- [Your objective] Select all lines with the string "Bandwidth" in them, and copy those lines.

## START

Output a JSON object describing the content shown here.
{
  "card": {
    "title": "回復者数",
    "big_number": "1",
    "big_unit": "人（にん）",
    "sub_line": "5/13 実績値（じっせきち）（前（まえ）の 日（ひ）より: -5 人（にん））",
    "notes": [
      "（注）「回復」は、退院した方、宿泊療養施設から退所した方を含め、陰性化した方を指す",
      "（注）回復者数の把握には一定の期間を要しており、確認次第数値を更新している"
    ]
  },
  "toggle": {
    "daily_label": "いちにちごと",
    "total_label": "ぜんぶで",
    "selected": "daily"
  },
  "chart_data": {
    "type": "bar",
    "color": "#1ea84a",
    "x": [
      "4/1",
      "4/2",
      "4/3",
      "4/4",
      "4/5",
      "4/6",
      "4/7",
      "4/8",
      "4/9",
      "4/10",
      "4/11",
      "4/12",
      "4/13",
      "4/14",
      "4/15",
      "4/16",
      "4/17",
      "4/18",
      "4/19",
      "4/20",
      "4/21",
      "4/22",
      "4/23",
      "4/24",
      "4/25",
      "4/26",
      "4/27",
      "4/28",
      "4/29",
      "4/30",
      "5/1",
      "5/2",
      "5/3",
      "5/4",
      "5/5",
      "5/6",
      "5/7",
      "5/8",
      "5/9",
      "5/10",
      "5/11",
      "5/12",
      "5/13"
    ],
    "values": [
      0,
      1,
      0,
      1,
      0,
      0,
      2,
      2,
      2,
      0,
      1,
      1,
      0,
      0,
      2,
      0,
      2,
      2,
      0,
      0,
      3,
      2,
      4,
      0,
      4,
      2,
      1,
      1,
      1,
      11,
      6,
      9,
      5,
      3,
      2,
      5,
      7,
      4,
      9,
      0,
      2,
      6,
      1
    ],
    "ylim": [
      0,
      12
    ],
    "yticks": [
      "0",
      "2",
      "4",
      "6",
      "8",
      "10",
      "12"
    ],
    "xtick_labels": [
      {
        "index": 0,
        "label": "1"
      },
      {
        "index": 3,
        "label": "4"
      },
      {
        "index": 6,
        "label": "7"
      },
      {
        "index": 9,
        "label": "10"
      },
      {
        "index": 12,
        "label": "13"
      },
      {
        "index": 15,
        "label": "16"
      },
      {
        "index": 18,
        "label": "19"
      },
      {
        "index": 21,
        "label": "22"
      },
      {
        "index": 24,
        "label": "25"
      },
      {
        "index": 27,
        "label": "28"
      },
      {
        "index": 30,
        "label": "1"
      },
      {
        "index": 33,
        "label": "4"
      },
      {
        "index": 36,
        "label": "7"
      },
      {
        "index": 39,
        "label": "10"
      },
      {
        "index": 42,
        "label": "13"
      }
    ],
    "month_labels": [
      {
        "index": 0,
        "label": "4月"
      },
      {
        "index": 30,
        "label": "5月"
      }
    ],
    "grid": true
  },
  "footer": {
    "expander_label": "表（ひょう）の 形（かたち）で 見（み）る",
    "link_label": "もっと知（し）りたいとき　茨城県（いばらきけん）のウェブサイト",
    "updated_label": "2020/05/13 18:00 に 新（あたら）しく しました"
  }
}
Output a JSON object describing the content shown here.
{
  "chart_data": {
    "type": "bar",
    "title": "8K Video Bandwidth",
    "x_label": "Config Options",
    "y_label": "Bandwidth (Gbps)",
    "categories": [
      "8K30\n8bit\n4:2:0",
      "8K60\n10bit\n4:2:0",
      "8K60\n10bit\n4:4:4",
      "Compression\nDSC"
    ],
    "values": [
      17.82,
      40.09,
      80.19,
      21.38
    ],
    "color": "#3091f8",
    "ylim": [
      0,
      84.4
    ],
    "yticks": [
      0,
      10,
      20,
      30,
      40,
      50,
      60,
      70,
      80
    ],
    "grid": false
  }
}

## END

- [Exercise response]
    "title": "8K Video Bandwidth",
    "y_label": "Bandwidth (Gbps)",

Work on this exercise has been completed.